◆ **Your task**:
Single out the lines of the material that contain "slots" and copy them.

◆ **Listing**:
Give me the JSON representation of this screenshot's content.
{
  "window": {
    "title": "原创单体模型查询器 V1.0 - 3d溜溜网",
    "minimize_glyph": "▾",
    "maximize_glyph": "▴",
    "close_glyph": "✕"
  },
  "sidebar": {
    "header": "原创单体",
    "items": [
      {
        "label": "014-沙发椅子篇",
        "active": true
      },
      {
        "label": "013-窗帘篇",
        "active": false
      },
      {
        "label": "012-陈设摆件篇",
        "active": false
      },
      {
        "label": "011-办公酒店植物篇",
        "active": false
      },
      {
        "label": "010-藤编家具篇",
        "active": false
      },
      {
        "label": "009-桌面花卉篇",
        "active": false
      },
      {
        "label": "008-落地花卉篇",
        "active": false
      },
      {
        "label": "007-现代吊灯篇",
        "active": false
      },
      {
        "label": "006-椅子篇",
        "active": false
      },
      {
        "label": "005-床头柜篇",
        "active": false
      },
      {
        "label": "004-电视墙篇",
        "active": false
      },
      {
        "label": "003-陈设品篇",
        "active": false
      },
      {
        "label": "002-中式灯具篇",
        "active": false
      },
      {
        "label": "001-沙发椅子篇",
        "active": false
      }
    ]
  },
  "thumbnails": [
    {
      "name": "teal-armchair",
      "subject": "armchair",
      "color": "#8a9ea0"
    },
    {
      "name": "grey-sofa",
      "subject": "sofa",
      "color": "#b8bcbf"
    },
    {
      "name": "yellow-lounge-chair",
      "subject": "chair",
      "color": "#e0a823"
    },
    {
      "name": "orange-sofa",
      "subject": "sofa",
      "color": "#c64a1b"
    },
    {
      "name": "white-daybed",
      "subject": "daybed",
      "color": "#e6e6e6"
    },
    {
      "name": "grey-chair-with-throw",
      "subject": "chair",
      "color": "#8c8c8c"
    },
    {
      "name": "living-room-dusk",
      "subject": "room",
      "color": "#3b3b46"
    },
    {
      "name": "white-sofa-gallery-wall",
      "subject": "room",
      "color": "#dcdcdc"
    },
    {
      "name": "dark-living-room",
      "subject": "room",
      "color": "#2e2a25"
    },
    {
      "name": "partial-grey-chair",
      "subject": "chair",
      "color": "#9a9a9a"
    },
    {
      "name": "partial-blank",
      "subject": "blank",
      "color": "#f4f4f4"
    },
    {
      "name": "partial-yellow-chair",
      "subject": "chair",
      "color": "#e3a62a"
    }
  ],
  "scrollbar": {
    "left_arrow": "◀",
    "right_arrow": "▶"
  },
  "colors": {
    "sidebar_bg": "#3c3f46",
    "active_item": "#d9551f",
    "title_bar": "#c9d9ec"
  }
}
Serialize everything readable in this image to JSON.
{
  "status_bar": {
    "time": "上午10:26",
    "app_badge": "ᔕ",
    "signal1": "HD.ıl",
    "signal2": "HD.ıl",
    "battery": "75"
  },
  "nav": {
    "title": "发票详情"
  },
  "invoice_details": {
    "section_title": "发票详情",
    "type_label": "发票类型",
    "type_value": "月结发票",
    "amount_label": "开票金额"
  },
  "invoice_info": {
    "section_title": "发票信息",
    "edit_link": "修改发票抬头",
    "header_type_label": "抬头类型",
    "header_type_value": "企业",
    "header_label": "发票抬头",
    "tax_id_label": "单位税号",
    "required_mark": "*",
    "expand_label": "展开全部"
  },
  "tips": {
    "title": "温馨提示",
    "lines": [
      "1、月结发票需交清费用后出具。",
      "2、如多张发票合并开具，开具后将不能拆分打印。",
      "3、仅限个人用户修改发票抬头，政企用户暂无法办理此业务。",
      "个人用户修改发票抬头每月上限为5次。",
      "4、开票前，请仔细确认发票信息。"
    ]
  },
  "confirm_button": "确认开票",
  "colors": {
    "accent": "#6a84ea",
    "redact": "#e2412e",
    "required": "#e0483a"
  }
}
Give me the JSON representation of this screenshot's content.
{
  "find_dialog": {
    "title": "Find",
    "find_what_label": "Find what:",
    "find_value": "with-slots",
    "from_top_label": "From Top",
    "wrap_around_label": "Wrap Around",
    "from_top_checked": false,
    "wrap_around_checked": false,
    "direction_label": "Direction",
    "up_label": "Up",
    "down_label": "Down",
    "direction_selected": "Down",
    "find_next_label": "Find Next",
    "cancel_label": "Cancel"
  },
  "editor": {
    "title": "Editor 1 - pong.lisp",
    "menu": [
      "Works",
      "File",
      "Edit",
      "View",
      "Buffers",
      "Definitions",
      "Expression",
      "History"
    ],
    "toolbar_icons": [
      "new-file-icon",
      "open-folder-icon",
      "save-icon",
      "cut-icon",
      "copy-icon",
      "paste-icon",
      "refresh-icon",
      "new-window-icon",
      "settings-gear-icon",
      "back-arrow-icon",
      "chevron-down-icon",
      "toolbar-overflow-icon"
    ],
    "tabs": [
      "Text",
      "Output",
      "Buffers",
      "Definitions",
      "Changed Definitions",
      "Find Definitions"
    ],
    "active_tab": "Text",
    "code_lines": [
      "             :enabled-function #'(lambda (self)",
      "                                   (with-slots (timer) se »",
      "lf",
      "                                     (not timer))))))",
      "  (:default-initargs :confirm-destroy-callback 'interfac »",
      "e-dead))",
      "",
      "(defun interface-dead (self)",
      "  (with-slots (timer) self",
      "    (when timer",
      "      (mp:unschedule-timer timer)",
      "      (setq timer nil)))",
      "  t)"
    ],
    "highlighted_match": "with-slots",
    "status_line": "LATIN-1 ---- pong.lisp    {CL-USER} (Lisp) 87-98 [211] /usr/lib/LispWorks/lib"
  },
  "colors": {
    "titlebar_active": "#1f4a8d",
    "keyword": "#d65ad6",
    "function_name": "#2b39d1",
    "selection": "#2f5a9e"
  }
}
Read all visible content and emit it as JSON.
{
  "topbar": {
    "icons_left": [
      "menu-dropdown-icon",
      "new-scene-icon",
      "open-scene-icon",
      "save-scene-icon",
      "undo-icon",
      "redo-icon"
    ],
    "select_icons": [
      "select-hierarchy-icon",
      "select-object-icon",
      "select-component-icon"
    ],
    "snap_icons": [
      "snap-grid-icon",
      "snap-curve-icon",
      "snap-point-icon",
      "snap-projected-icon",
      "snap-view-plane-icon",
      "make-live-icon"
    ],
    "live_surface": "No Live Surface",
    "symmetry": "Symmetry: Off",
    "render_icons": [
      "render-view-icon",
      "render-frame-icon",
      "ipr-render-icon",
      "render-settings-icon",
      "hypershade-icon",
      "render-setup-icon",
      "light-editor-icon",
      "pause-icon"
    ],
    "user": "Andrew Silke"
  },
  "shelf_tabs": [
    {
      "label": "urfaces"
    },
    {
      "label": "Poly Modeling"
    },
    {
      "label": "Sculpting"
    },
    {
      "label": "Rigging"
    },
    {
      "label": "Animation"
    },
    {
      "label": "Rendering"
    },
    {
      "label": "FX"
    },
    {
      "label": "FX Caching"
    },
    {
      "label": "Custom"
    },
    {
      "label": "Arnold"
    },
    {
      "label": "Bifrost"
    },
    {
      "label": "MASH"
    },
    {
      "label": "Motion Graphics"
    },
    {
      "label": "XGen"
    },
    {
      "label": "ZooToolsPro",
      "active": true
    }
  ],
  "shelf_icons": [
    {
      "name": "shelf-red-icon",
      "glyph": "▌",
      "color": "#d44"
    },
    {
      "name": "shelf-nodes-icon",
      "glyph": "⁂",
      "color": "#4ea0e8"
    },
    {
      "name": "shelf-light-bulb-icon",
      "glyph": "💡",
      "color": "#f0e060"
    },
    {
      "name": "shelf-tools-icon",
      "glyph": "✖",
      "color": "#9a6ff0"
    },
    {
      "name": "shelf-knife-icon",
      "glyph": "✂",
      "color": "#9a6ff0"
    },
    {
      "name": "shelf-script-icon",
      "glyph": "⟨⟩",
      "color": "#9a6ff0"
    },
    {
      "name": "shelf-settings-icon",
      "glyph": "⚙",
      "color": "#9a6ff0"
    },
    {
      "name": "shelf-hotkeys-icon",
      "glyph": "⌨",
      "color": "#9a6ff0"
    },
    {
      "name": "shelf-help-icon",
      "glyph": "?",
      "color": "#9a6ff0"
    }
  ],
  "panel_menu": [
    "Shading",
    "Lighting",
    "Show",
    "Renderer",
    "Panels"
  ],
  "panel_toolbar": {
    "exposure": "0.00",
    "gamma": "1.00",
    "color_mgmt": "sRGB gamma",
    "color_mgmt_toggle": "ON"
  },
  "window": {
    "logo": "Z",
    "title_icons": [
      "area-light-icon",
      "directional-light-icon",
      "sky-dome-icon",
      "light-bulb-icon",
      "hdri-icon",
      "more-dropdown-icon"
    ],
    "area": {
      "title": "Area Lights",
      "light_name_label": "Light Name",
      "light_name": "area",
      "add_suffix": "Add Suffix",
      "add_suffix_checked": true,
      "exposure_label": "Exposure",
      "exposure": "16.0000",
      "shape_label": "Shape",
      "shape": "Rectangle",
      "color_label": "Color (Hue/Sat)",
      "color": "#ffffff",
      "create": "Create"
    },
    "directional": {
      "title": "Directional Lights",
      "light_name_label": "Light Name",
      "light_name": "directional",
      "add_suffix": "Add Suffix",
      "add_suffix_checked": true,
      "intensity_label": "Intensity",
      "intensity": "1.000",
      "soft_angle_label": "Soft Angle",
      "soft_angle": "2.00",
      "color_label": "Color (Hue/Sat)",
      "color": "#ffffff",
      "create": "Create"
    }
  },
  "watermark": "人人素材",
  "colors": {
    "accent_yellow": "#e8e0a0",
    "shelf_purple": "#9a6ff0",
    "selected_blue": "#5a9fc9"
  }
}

◆ **Response below**:
    "find_value": "with-slots",
      "                                   (with-slots (timer) se »",
      "  (with-slots (timer) self",
    "highlighted_match": "with-slots",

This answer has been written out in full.